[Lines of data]
• • • • • • •

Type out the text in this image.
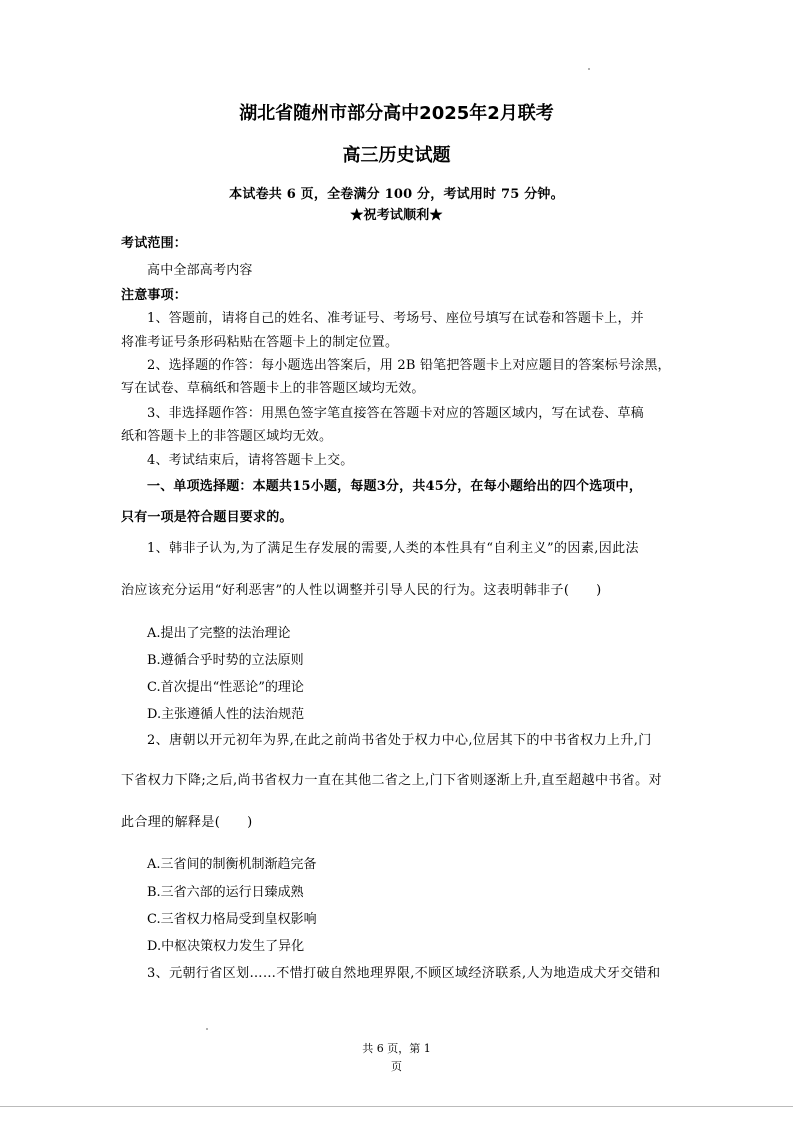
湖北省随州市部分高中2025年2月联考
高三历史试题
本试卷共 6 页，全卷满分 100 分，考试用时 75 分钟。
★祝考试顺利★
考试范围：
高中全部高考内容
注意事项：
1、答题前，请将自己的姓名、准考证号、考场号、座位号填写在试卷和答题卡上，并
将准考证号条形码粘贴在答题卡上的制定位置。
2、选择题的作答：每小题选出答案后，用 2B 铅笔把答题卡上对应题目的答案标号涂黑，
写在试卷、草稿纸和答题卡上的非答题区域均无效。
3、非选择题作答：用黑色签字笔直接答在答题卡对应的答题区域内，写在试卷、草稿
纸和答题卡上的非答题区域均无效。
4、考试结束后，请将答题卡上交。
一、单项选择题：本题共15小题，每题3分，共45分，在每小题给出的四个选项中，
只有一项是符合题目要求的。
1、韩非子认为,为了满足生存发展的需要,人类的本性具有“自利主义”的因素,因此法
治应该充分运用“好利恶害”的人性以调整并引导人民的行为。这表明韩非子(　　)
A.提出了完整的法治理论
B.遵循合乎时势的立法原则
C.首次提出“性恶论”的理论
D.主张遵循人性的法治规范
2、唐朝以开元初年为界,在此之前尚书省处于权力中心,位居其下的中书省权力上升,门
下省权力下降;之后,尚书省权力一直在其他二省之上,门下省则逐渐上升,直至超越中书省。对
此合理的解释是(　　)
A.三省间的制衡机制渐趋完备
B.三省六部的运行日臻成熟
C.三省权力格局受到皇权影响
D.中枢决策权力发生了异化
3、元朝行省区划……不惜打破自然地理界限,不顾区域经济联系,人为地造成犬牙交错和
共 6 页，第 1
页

• • • • • • •

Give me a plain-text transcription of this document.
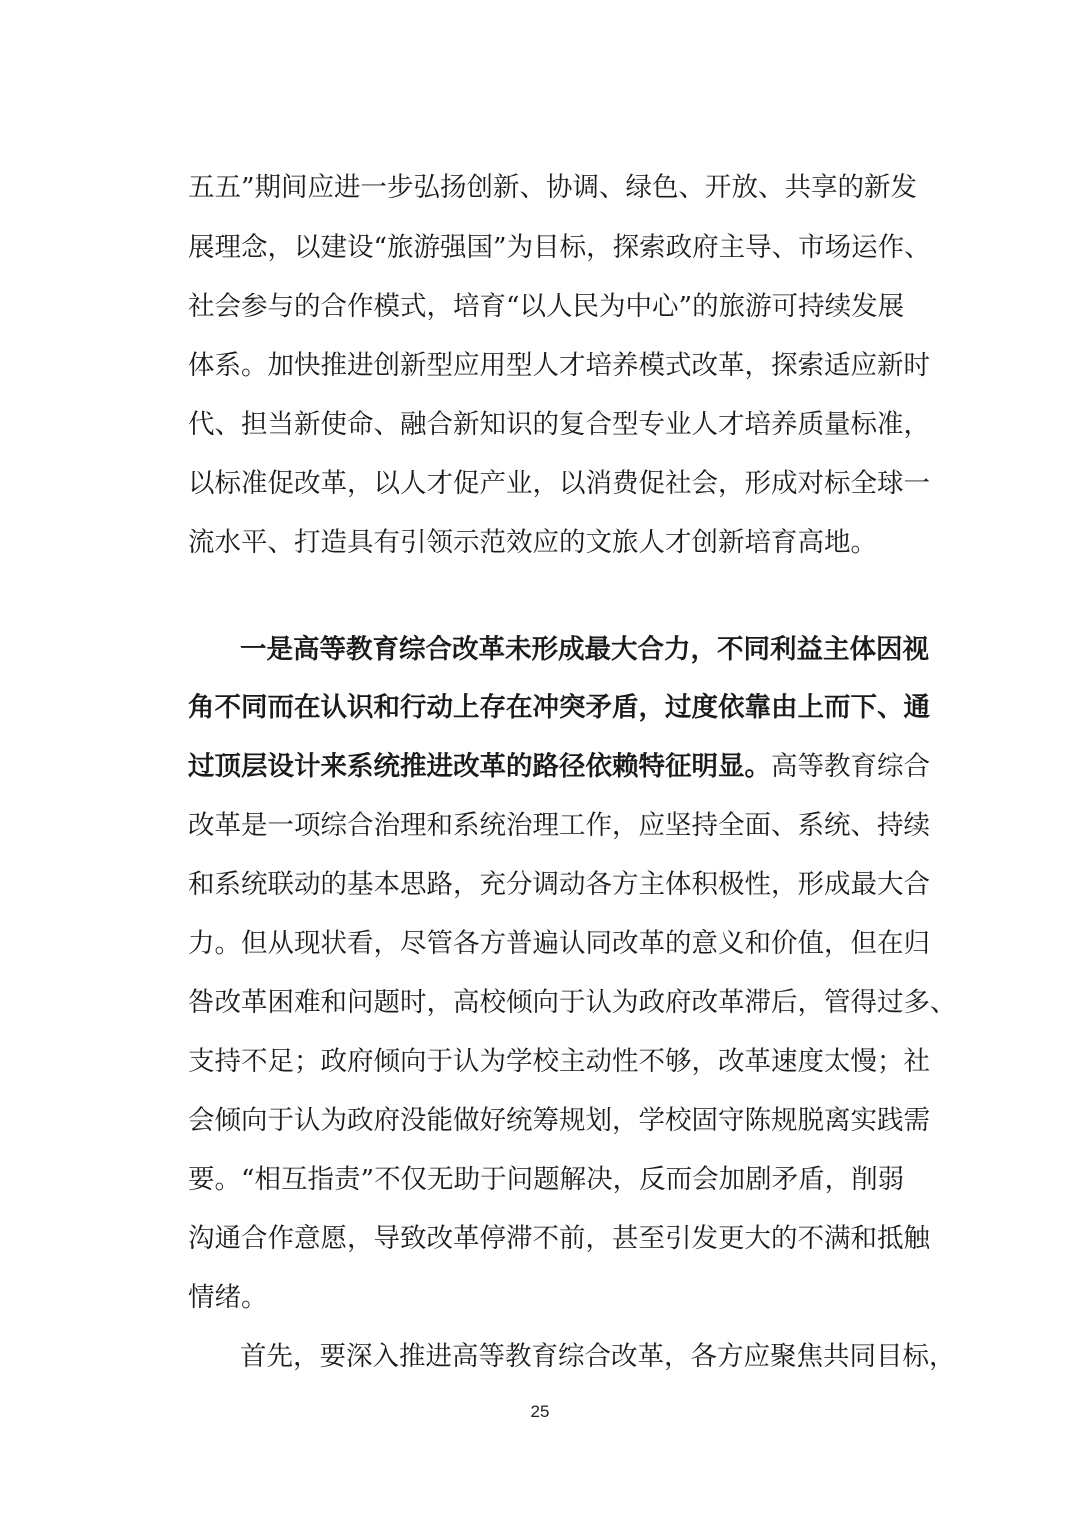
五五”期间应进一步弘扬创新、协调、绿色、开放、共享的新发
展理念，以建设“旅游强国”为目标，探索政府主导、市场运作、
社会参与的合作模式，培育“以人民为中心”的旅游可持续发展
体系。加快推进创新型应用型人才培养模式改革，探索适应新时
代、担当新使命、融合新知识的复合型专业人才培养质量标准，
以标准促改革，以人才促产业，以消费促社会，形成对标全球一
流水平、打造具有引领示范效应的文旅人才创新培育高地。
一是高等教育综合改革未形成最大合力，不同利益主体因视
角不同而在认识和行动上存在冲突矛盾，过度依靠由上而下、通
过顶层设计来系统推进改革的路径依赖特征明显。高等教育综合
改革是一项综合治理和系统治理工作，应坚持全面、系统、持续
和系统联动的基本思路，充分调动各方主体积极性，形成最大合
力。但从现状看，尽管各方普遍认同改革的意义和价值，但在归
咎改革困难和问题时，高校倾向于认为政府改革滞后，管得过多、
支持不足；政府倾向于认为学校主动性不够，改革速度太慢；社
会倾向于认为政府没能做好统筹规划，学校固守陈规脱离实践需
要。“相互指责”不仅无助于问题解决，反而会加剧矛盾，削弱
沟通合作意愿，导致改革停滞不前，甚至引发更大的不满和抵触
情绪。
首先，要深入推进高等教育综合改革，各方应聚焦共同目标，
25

• • • • • • •

- Task directions:
Find the lines above that contain the word "text" and collect them.

- Solved exercise:
Type out the text in this image.
Give me a plain-text transcription of this document.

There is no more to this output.